-- start --
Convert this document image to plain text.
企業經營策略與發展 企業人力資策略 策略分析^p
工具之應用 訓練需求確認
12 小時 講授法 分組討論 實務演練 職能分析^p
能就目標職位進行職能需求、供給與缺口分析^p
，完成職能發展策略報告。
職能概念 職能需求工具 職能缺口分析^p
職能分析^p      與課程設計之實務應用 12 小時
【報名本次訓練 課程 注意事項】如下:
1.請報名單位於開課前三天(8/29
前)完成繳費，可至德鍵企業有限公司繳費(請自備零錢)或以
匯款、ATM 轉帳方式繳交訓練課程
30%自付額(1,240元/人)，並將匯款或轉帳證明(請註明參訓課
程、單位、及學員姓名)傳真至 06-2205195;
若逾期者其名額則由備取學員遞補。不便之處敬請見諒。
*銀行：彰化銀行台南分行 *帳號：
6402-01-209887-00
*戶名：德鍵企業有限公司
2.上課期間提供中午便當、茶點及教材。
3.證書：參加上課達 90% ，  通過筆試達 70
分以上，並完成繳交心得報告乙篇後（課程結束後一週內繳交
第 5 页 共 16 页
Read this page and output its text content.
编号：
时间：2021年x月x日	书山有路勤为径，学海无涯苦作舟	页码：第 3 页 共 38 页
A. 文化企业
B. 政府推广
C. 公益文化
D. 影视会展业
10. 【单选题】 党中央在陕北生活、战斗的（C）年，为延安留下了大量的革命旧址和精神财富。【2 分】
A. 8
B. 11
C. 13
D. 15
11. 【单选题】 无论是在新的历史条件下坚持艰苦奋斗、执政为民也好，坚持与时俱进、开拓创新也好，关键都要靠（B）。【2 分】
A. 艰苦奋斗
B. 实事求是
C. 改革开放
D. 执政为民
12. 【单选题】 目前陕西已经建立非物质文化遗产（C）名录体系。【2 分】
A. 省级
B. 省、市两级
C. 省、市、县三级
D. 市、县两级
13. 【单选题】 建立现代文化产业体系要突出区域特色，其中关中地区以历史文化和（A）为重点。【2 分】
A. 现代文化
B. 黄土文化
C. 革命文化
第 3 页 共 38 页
-- end --
TASK OBJECTIVE
Print the material once more, exactly.

WRITTEN RESPONSE
Convert this document image to plain text.
企業經營策略與發展 企業人力資策略 策略分析^p
工具之應用 訓練需求確認
12 小時 講授法 分組討論 實務演練 職能分析^p
能就目標職位進行職能需求、供給與缺口分析^p
，完成職能發展策略報告。
職能概念 職能需求工具 職能缺口分析^p
職能分析^p      與課程設計之實務應用 12 小時
【報名本次訓練 課程 注意事項】如下:
1.請報名單位於開課前三天(8/29
前)完成繳費，可至德鍵企業有限公司繳費(請自備零錢)或以
匯款、ATM 轉帳方式繳交訓練課程
30%自付額(1,240元/人)，並將匯款或轉帳證明(請註明參訓課
程、單位、及學員姓名)傳真至 06-2205195;
若逾期者其名額則由備取學員遞補。不便之處敬請見諒。
*銀行：彰化銀行台南分行 *帳號：
6402-01-209887-00
*戶名：德鍵企業有限公司
2.上課期間提供中午便當、茶點及教材。
3.證書：參加上課達 90% ，  通過筆試達 70
分以上，並完成繳交心得報告乙篇後（課程結束後一週內繳交
第 5 页 共 16 页
Read this page and output its text content.
编号：
时间：2021年x月x日	书山有路勤为径，学海无涯苦作舟	页码：第 3 页 共 38 页
A. 文化企业
B. 政府推广
C. 公益文化
D. 影视会展业
10. 【单选题】 党中央在陕北生活、战斗的（C）年，为延安留下了大量的革命旧址和精神财富。【2 分】
A. 8
B. 11
C. 13
D. 15
11. 【单选题】 无论是在新的历史条件下坚持艰苦奋斗、执政为民也好，坚持与时俱进、开拓创新也好，关键都要靠（B）。【2 分】
A. 艰苦奋斗
B. 实事求是
C. 改革开放
D. 执政为民
12. 【单选题】 目前陕西已经建立非物质文化遗产（C）名录体系。【2 分】
A. 省级
B. 省、市两级
C. 省、市、县三级
D. 市、县两级
13. 【单选题】 建立现代文化产业体系要突出区域特色，其中关中地区以历史文化和（A）为重点。【2 分】
A. 现代文化
B. 黄土文化
C. 革命文化
第 3 页 共 38 页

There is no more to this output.